> **Problem to solve**: Find every line in the records below that holds the word "text" and copy it.

— begin Information shown —

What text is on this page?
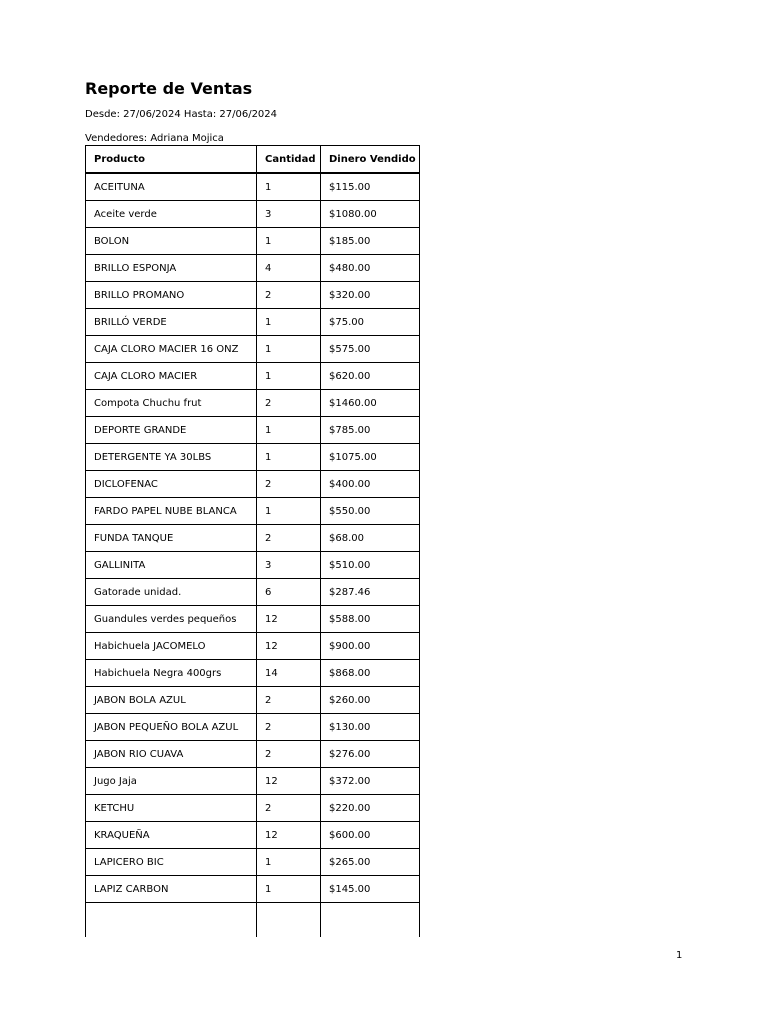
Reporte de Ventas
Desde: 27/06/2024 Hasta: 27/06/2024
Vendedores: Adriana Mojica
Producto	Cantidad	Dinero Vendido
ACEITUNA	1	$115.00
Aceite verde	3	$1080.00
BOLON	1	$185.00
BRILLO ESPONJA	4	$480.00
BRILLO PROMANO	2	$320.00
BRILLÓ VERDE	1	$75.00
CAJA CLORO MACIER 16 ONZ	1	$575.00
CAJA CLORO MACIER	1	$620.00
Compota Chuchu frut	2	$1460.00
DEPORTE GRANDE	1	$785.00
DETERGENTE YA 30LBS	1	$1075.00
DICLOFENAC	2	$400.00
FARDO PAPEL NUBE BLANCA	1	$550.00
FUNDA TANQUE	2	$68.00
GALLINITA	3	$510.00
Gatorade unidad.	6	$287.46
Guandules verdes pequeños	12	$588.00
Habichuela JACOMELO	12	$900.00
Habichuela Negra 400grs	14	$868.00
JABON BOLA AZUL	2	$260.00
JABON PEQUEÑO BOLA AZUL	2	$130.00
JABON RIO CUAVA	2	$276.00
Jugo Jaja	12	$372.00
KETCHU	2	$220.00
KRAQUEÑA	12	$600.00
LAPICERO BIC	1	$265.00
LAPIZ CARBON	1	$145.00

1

— end Information shown —
— begin Information shown —

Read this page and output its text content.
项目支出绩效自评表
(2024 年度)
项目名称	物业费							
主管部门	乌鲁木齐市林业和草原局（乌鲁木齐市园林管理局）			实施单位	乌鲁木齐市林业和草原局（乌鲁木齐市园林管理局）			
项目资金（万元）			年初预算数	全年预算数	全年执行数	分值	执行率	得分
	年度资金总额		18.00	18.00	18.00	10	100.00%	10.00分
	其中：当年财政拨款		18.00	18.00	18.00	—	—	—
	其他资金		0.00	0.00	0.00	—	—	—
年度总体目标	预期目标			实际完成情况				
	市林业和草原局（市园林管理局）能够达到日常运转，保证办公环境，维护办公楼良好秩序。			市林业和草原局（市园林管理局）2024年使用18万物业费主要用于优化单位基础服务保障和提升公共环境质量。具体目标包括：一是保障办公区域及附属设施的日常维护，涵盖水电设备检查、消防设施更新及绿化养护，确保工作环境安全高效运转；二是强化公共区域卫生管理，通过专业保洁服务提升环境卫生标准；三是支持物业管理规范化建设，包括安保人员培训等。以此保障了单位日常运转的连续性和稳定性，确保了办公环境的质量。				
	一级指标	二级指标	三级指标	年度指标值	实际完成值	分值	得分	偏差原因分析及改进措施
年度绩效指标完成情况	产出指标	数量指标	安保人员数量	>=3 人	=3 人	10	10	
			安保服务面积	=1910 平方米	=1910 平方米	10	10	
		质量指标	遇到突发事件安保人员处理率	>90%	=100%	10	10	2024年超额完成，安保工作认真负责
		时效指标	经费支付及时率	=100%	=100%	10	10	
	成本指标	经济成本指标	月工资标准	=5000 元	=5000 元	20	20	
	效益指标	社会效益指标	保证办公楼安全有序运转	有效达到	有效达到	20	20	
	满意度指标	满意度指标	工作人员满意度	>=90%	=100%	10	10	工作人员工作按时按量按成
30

— end Information shown —

> **Exercise solution**:
What text is on this page?
Read this page and output its text content.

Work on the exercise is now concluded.